En el libro Damned Lies and Statistics, el sociólogo Joel Best nos advierte del carácter de fetiche -objeto con poderes mágicos- que las estadísticas sociales asumen en nuestro mundo: “Tratamos [las estadísticas] como si fueran poderosas representaciones de la verdad; las manejamos como si destilaran en simples hechos la complejidad y la confusión de la realidad. (…) Nos dicen de qué deberíamos preocuparnos y hasta qué punto. En cierto sentido, el problema social se convierte en estadística y, ya que tratamos las estadísticas como si fueran una verdad incontrovertible, se convierte en un fetiche, un control mágico de cómo vemos los problemas sociales. Consideramos las estadísticas como hechos que descubrimos, no como números que creamos. Pero, en realidad, las estadísticas no existen por sí solas; alguien las crea”.
Por eso, antes de dejarse apabullar por una estadística, es bueno preguntarse quién la ha creado, cómo se ha llegado a ese número, ver si se está empleando correctamente, si se hacen con ella las comparaciones adecuadas…
Como tampoco conviene olvidar que también es posible alcanzar conocimientos aunque no tengamos siempre todas las estadísticas. Ya lo advertía Goethe: “Si no pretendiéramos saber todo con tanta exactitud, puede que conociéramos mejor las cosas” (Sprüche in Prosa, n.º 36).
=-=-=
- Reto 1
Resume en dos oraciones el fragmento sobre las estadísticas.
El fragmento y los registros proceden de fuentes distintas.

- Datos de entrada
=-=-=
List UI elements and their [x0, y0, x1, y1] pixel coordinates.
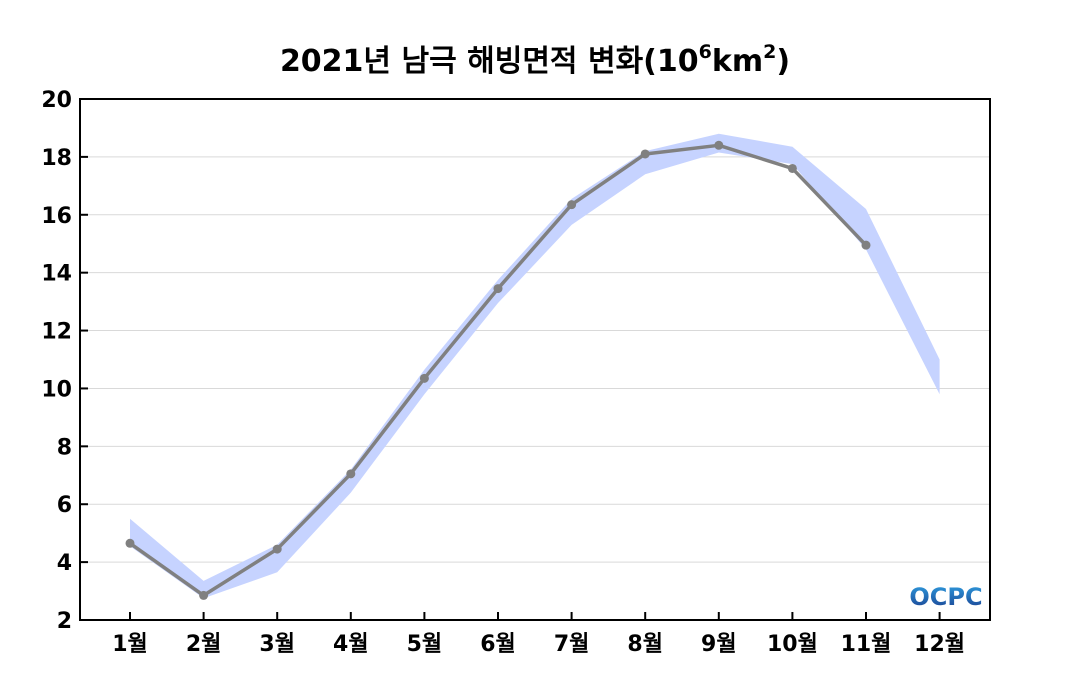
data-point — [640, 149, 650, 159]
x-tick-label: 6월 — [480, 632, 516, 657]
grid-lines — [80, 156, 990, 563]
y-tick-label: 20 — [41, 88, 72, 113]
x-tick-label: 11월 — [841, 632, 892, 657]
y-tick-label: 10 — [41, 377, 72, 402]
data-point — [125, 538, 135, 548]
data-point — [861, 240, 871, 250]
range-band-layer — [130, 133, 940, 599]
x-tick-label: 5월 — [407, 632, 443, 657]
y-tick-label: 2 — [57, 609, 72, 634]
range-band — [130, 133, 940, 599]
y-tick-label: 4 — [57, 551, 72, 576]
x-tick-label: 9월 — [701, 632, 737, 657]
data-point — [493, 284, 503, 294]
series-line-layer — [128, 143, 868, 598]
data-point — [272, 544, 282, 554]
data-point — [419, 373, 429, 383]
x-tick-label: 10월 — [767, 632, 818, 657]
data-point — [787, 163, 797, 173]
x-tick-label: 3월 — [259, 632, 295, 657]
y-tick-label: 14 — [41, 262, 72, 287]
y-tick-label: 8 — [57, 435, 72, 460]
x-tick-label: 2월 — [186, 632, 222, 657]
x-tick-label: 7월 — [554, 632, 590, 657]
x-tick-label: 4월 — [333, 632, 369, 657]
y-tick-label: 16 — [41, 204, 72, 229]
chart-title: 2021년 남극 해빙면적 변화(106km2) — [280, 41, 790, 79]
x-axis: 1월 2월 3월 4월 5월 6월 7월 8월 9월 10월 11월 12월 — [112, 612, 965, 657]
y-axis: 2 4 6 8 10 12 14 16 18 20 — [41, 88, 88, 634]
ocpc-logo-text: OCPC — [909, 583, 982, 611]
y-tick-label: 18 — [41, 146, 72, 171]
data-point — [567, 200, 577, 210]
data-point — [199, 590, 209, 600]
x-tick-label: 12월 — [914, 632, 965, 657]
y-tick-label: 12 — [41, 320, 72, 345]
x-tick-label: 1월 — [112, 632, 148, 657]
series-line — [128, 143, 868, 598]
series-points-layer — [125, 140, 871, 600]
x-tick-label: 8월 — [627, 632, 663, 657]
y-tick-label: 6 — [57, 493, 72, 518]
ocpc-logo: OCPC — [909, 583, 982, 611]
plot-area-frame — [79, 98, 991, 621]
data-point — [714, 140, 724, 150]
data-point — [346, 469, 356, 479]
=-=-=
- Reto 2
Reproduce sin cambios todas las líneas del registro de arriba y deja fuera la imagen.

- Respuesta del ejercicio 1
Con palabras de Joel Best, el fragmento advierte que tratamos las estadísticas sociales como una verdad incontrovertible, casi un fetiche con poderes mágicos, aunque en realidad no existen por sí solas, sino que alguien las crea. Por eso conviene preguntarse quién ha creado una estadística y cómo se llegó a ese número, sin olvidar, como advertía Goethe, que también se puede alcanzar conocimiento sin tener siempre todas las estadísticas.

- Respuesta del ejercicio 2
List UI elements and their [x0, y0, x1, y1] pixel coordinates.
data-point — [640, 149, 650, 159]
x-tick-label: 6월 — [480, 632, 516, 657]
grid-lines — [80, 156, 990, 563]
y-tick-label: 20 — [41, 88, 72, 113]
x-tick-label: 11월 — [841, 632, 892, 657]
y-tick-label: 10 — [41, 377, 72, 402]
data-point — [125, 538, 135, 548]
data-point — [861, 240, 871, 250]
range-band-layer — [130, 133, 940, 599]
x-tick-label: 5월 — [407, 632, 443, 657]
y-tick-label: 2 — [57, 609, 72, 634]
range-band — [130, 133, 940, 599]
y-tick-label: 4 — [57, 551, 72, 576]
x-tick-label: 9월 — [701, 632, 737, 657]
data-point — [493, 284, 503, 294]
series-line-layer — [128, 143, 868, 598]
data-point — [272, 544, 282, 554]
data-point — [419, 373, 429, 383]
x-tick-label: 10월 — [767, 632, 818, 657]
data-point — [787, 163, 797, 173]
x-tick-label: 3월 — [259, 632, 295, 657]
y-tick-label: 14 — [41, 262, 72, 287]
y-tick-label: 8 — [57, 435, 72, 460]
x-tick-label: 2월 — [186, 632, 222, 657]
x-tick-label: 7월 — [554, 632, 590, 657]
x-tick-label: 4월 — [333, 632, 369, 657]
y-tick-label: 16 — [41, 204, 72, 229]
chart-title: 2021년 남극 해빙면적 변화(106km2) — [280, 41, 790, 79]
x-axis: 1월 2월 3월 4월 5월 6월 7월 8월 9월 10월 11월 12월 — [112, 612, 965, 657]
y-axis: 2 4 6 8 10 12 14 16 18 20 — [41, 88, 88, 634]
ocpc-logo-text: OCPC — [909, 583, 982, 611]
y-tick-label: 18 — [41, 146, 72, 171]
data-point — [567, 200, 577, 210]
data-point — [199, 590, 209, 600]
x-tick-label: 12월 — [914, 632, 965, 657]
y-tick-label: 12 — [41, 320, 72, 345]
x-tick-label: 1월 — [112, 632, 148, 657]
series-line — [128, 143, 868, 598]
series-points-layer — [125, 140, 871, 600]
x-tick-label: 8월 — [627, 632, 663, 657]
y-tick-label: 6 — [57, 493, 72, 518]
ocpc-logo: OCPC — [909, 583, 982, 611]
plot-area-frame — [79, 98, 991, 621]
data-point — [714, 140, 724, 150]
data-point — [346, 469, 356, 479]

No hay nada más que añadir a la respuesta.